Requirement
Copy each of the entries below faithfully, setting aside any pictures.

═══ Entries supplied ═══

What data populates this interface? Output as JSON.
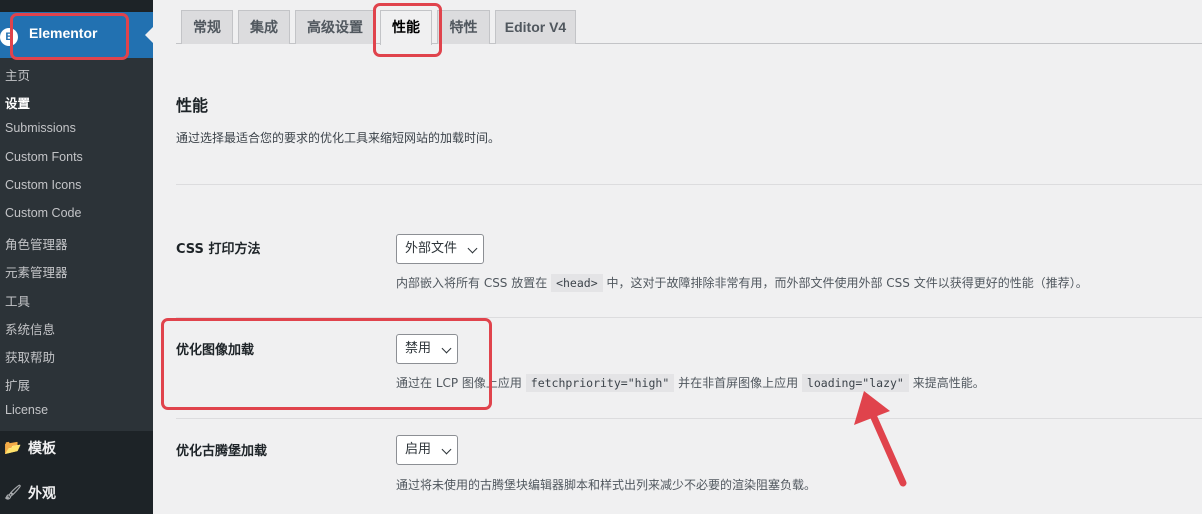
{
  "sidebar": {
    "active_label": "Elementor",
    "items": [
      {
        "label": "主页"
      },
      {
        "label": "设置"
      },
      {
        "label": "Submissions"
      },
      {
        "label": "Custom Fonts"
      },
      {
        "label": "Custom Icons"
      },
      {
        "label": "Custom Code"
      },
      {
        "label": "角色管理器"
      },
      {
        "label": "元素管理器"
      },
      {
        "label": "工具"
      },
      {
        "label": "系统信息"
      },
      {
        "label": "获取帮助"
      },
      {
        "label": "扩展"
      },
      {
        "label": "License"
      }
    ],
    "current_item": "设置",
    "main_items": [
      {
        "label": "模板",
        "icon": "folder-icon"
      },
      {
        "label": "外观",
        "icon": "paintbrush-icon"
      }
    ]
  },
  "tabs": [
    {
      "label": "常规"
    },
    {
      "label": "集成"
    },
    {
      "label": "高级设置"
    },
    {
      "label": "性能"
    },
    {
      "label": "特性"
    },
    {
      "label": "Editor V4"
    }
  ],
  "active_tab": "性能",
  "section": {
    "title": "性能",
    "description": "通过选择最适合您的要求的优化工具来缩短网站的加载时间。"
  },
  "settings": [
    {
      "label": "CSS 打印方法",
      "value": "外部文件",
      "desc_1": "内部嵌入将所有 CSS 放置在",
      "code_1": "<head>",
      "desc_2": "中，这对于故障排除非常有用，而外部文件使用外部 CSS 文件以获得更好的性能（推荐）。"
    },
    {
      "label": "优化图像加载",
      "value": "禁用",
      "desc_1": "通过在 LCP 图像上应用",
      "code_1": "fetchpriority=\"high\"",
      "desc_2": "并在非首屏图像上应用",
      "code_2": "loading=\"lazy\"",
      "desc_3": "来提高性能。"
    },
    {
      "label": "优化古腾堡加载",
      "value": "启用",
      "desc_1": "通过将未使用的古腾堡块编辑器脚本和样式出列来减少不必要的渲染阻塞负载。"
    }
  ],
  "colors": {
    "highlight": "#e0434c",
    "sidebar_bg": "#1d2327",
    "active_menu": "#2271b1"
  }
}
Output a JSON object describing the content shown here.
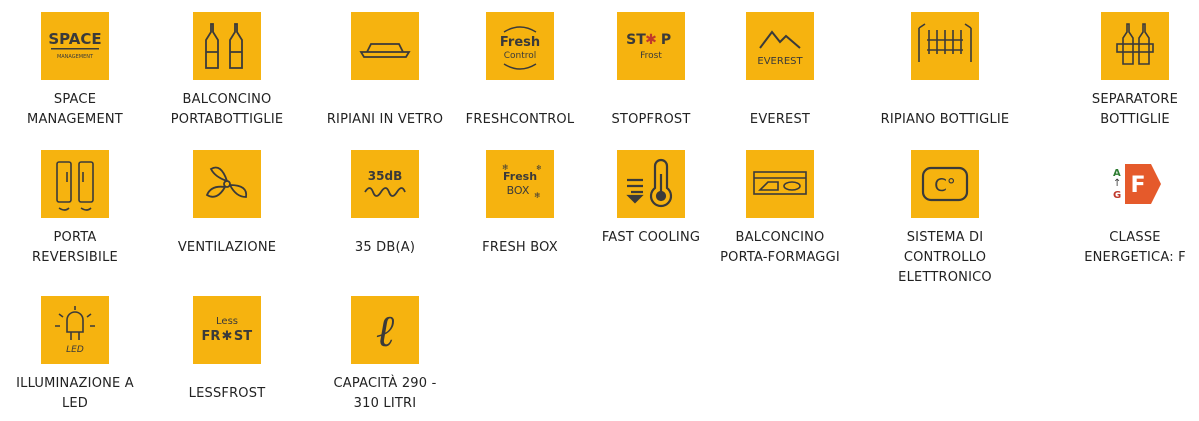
{
  "accent_color": "#f6b30f",
  "features": [
    {
      "label": "SPACE MANAGEMENT",
      "icon": "space-management-icon"
    },
    {
      "label": "BALCONCINO PORTABOTTIGLIE",
      "icon": "bottles-balcony-icon"
    },
    {
      "label": "RIPIANI IN VETRO",
      "icon": "glass-shelf-icon"
    },
    {
      "label": "FRESHCONTROL",
      "icon": "fresh-control-icon"
    },
    {
      "label": "STOPFROST",
      "icon": "stop-frost-icon"
    },
    {
      "label": "EVEREST",
      "icon": "everest-icon"
    },
    {
      "label": "RIPIANO BOTTIGLIE",
      "icon": "bottle-shelf-icon"
    },
    {
      "label": "SEPARATORE BOTTIGLIE",
      "icon": "bottle-separator-icon"
    },
    {
      "label": "PORTA REVERSIBILE",
      "icon": "reversible-door-icon"
    },
    {
      "label": "VENTILAZIONE",
      "icon": "fan-icon"
    },
    {
      "label": "35 DB(A)",
      "icon": "noise-35db-icon"
    },
    {
      "label": "FRESH BOX",
      "icon": "fresh-box-icon"
    },
    {
      "label": "FAST COOLING",
      "icon": "fast-cooling-icon"
    },
    {
      "label": "BALCONCINO PORTA-FORMAGGI",
      "icon": "cheese-balcony-icon"
    },
    {
      "label": "SISTEMA DI CONTROLLO ELETTRONICO",
      "icon": "electronic-control-icon"
    },
    {
      "label": "CLASSE ENERGETICA: F",
      "icon": "energy-class-icon"
    },
    {
      "label": "ILLUMINAZIONE A LED",
      "icon": "led-light-icon"
    },
    {
      "label": "LESSFROST",
      "icon": "less-frost-icon"
    },
    {
      "label": "CAPACITÀ 290 - 310 LITRI",
      "icon": "capacity-icon"
    }
  ],
  "icon_text": {
    "space_top": "SPACE",
    "space_bottom": "MANAGEMENT",
    "fresh": "Fresh",
    "control": "Control",
    "stop": "ST",
    "stop_p": "P",
    "frost": "Frost",
    "everest": "EVEREST",
    "db": "35dB",
    "freshbox_1": "Fresh",
    "freshbox_2": "BOX",
    "temp_unit": "C°",
    "energy_a": "A",
    "energy_g": "G",
    "energy_class": "F",
    "led": "LED",
    "less": "Less",
    "less_frost": "FR",
    "less_st": "ST",
    "litre": "ℓ"
  }
}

═══

Completed exercise
What data populates this interface? Output as JSON.
{
  "sidebar": {
    "active_label": "Elementor",
    "items": [
      {
        "label": "主页"
      },
      {
        "label": "设置"
      },
      {
        "label": "Submissions"
      },
      {
        "label": "Custom Fonts"
      },
      {
        "label": "Custom Icons"
      },
      {
        "label": "Custom Code"
      },
      {
        "label": "角色管理器"
      },
      {
        "label": "元素管理器"
      },
      {
        "label": "工具"
      },
      {
        "label": "系统信息"
      },
      {
        "label": "获取帮助"
      },
      {
        "label": "扩展"
      },
      {
        "label": "License"
      }
    ],
    "current_item": "设置",
    "main_items": [
      {
        "label": "模板",
        "icon": "folder-icon"
      },
      {
        "label": "外观",
        "icon": "paintbrush-icon"
      }
    ]
  },
  "tabs": [
    {
      "label": "常规"
    },
    {
      "label": "集成"
    },
    {
      "label": "高级设置"
    },
    {
      "label": "性能"
    },
    {
      "label": "特性"
    },
    {
      "label": "Editor V4"
    }
  ],
  "active_tab": "性能",
  "section": {
    "title": "性能",
    "description": "通过选择最适合您的要求的优化工具来缩短网站的加载时间。"
  },
  "settings": [
    {
      "label": "CSS 打印方法",
      "value": "外部文件",
      "desc_1": "内部嵌入将所有 CSS 放置在",
      "code_1": "<head>",
      "desc_2": "中，这对于故障排除非常有用，而外部文件使用外部 CSS 文件以获得更好的性能（推荐）。"
    },
    {
      "label": "优化图像加载",
      "value": "禁用",
      "desc_1": "通过在 LCP 图像上应用",
      "code_1": "fetchpriority=\"high\"",
      "desc_2": "并在非首屏图像上应用",
      "code_2": "loading=\"lazy\"",
      "desc_3": "来提高性能。"
    },
    {
      "label": "优化古腾堡加载",
      "value": "启用",
      "desc_1": "通过将未使用的古腾堡块编辑器脚本和样式出列来减少不必要的渲染阻塞负载。"
    }
  ],
  "colors": {
    "highlight": "#e0434c",
    "sidebar_bg": "#1d2327",
    "active_menu": "#2271b1"
  }
}
Output a JSON object describing the content shown here.
{
  "accent_color": "#f6b30f",
  "features": [
    {
      "label": "SPACE MANAGEMENT",
      "icon": "space-management-icon"
    },
    {
      "label": "BALCONCINO PORTABOTTIGLIE",
      "icon": "bottles-balcony-icon"
    },
    {
      "label": "RIPIANI IN VETRO",
      "icon": "glass-shelf-icon"
    },
    {
      "label": "FRESHCONTROL",
      "icon": "fresh-control-icon"
    },
    {
      "label": "STOPFROST",
      "icon": "stop-frost-icon"
    },
    {
      "label": "EVEREST",
      "icon": "everest-icon"
    },
    {
      "label": "RIPIANO BOTTIGLIE",
      "icon": "bottle-shelf-icon"
    },
    {
      "label": "SEPARATORE BOTTIGLIE",
      "icon": "bottle-separator-icon"
    },
    {
      "label": "PORTA REVERSIBILE",
      "icon": "reversible-door-icon"
    },
    {
      "label": "VENTILAZIONE",
      "icon": "fan-icon"
    },
    {
      "label": "35 DB(A)",
      "icon": "noise-35db-icon"
    },
    {
      "label": "FRESH BOX",
      "icon": "fresh-box-icon"
    },
    {
      "label": "FAST COOLING",
      "icon": "fast-cooling-icon"
    },
    {
      "label": "BALCONCINO PORTA-FORMAGGI",
      "icon": "cheese-balcony-icon"
    },
    {
      "label": "SISTEMA DI CONTROLLO ELETTRONICO",
      "icon": "electronic-control-icon"
    },
    {
      "label": "CLASSE ENERGETICA: F",
      "icon": "energy-class-icon"
    },
    {
      "label": "ILLUMINAZIONE A LED",
      "icon": "led-light-icon"
    },
    {
      "label": "LESSFROST",
      "icon": "less-frost-icon"
    },
    {
      "label": "CAPACITÀ 290 - 310 LITRI",
      "icon": "capacity-icon"
    }
  ],
  "icon_text": {
    "space_top": "SPACE",
    "space_bottom": "MANAGEMENT",
    "fresh": "Fresh",
    "control": "Control",
    "stop": "ST",
    "stop_p": "P",
    "frost": "Frost",
    "everest": "EVEREST",
    "db": "35dB",
    "freshbox_1": "Fresh",
    "freshbox_2": "BOX",
    "temp_unit": "C°",
    "energy_a": "A",
    "energy_g": "G",
    "energy_class": "F",
    "led": "LED",
    "less": "Less",
    "less_frost": "FR",
    "less_st": "ST",
    "litre": "ℓ"
  }
}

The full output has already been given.